# start of GIVEN RECORDS

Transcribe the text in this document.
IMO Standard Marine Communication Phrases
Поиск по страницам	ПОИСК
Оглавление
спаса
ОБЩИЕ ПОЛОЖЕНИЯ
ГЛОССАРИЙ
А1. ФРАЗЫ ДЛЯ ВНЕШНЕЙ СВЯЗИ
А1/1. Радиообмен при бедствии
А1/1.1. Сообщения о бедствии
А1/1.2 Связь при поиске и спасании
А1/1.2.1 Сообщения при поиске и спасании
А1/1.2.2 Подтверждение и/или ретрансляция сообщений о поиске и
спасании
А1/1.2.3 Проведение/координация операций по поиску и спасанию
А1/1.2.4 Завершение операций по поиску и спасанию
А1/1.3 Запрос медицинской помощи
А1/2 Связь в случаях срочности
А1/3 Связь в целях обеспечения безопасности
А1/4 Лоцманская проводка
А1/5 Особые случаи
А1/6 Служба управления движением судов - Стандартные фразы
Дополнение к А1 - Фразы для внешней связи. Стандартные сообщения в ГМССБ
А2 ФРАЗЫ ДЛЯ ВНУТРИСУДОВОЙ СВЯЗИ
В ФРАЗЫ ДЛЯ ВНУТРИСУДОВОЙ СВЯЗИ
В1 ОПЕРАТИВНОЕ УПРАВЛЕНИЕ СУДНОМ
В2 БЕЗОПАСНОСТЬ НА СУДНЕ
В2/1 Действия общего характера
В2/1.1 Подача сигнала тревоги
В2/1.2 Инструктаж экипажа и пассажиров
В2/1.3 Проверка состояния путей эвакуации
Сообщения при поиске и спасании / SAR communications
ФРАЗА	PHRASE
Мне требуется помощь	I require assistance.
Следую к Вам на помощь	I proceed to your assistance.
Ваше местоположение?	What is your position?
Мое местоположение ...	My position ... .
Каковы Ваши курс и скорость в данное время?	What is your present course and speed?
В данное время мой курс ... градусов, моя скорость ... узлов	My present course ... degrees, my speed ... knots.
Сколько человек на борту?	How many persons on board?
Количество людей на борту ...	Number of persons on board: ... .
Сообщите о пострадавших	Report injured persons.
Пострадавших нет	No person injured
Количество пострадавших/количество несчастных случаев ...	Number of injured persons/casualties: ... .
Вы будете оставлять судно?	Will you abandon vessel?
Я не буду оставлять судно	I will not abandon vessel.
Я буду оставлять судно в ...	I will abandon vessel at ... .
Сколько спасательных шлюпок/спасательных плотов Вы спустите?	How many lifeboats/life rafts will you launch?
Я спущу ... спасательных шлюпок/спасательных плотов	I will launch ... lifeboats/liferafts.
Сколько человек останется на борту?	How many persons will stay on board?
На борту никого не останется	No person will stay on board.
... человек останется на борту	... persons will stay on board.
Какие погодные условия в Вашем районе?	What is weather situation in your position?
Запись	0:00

# end of GIVEN RECORDS

● TASK DETAILS: Look for "ВНУТРИСУДОВОЙ" and pull out every line that has it.

● SOLUTION TO THIS PROBLEM:
А2 ФРАЗЫ ДЛЯ ВНУТРИСУДОВОЙ СВЯЗИ
В ФРАЗЫ ДЛЯ ВНУТРИСУДОВОЙ СВЯЗИ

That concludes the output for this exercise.